- Your goal
Rewrite the lines from the start of the entries through the line containing "y-tick-label: 8 bbox=[43, 231, 51, 248]", renaming "y-tick-label" to "vertical-axis-tick" and leaving everything else unchanged.

-- Working data start --

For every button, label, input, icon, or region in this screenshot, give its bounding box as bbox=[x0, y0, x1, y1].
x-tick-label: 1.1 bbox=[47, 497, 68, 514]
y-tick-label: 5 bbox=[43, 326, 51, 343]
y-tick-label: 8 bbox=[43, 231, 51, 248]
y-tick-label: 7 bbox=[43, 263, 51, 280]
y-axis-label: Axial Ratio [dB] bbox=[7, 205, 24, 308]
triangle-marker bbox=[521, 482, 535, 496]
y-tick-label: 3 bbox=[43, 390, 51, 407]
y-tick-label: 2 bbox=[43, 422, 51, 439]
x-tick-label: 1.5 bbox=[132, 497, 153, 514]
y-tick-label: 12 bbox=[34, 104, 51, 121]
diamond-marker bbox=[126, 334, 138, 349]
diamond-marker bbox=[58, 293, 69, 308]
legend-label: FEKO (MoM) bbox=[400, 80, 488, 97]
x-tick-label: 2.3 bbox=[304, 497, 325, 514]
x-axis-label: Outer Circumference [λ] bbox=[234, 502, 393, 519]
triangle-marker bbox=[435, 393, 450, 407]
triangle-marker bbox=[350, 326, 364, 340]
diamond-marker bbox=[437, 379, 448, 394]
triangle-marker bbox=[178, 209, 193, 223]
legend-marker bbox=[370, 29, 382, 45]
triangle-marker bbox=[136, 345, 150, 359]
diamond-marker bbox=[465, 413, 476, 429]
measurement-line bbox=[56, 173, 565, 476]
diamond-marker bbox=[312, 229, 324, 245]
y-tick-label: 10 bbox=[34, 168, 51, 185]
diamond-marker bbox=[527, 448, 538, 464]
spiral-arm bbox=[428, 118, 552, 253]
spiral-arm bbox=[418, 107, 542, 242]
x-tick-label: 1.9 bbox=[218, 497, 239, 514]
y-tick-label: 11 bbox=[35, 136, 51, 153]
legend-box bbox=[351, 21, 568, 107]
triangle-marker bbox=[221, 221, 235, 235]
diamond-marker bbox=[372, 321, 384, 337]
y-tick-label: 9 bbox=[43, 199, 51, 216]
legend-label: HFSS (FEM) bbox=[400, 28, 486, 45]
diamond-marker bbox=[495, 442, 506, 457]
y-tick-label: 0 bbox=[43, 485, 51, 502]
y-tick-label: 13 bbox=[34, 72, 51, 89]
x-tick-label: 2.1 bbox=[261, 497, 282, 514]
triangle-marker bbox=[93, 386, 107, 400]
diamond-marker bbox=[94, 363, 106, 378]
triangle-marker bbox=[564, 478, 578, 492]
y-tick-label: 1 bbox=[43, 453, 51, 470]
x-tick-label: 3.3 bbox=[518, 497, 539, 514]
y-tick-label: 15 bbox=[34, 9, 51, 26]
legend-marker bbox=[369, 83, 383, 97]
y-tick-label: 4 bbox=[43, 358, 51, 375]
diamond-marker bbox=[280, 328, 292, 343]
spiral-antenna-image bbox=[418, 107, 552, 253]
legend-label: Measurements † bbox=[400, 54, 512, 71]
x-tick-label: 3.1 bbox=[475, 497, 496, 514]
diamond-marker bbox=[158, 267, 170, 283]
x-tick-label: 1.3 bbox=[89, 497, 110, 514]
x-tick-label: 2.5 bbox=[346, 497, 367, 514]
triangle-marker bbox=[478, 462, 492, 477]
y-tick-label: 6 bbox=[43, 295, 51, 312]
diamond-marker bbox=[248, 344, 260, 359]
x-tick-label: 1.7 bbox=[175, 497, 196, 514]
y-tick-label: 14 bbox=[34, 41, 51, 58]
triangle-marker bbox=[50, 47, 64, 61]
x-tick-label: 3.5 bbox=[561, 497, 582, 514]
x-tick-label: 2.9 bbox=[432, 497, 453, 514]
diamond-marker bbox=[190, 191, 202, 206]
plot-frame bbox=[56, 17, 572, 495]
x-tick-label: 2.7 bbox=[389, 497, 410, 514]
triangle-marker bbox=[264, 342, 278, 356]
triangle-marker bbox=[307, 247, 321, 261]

-- Working data end --

- Expected output
For every button, label, input, icon, or region in this screenshot, give its bounding box as bbox=[x0, y0, x1, y1].
x-tick-label: 1.1 bbox=[47, 497, 68, 514]
vertical-axis-tick: 5 bbox=[43, 326, 51, 343]
vertical-axis-tick: 8 bbox=[43, 231, 51, 248]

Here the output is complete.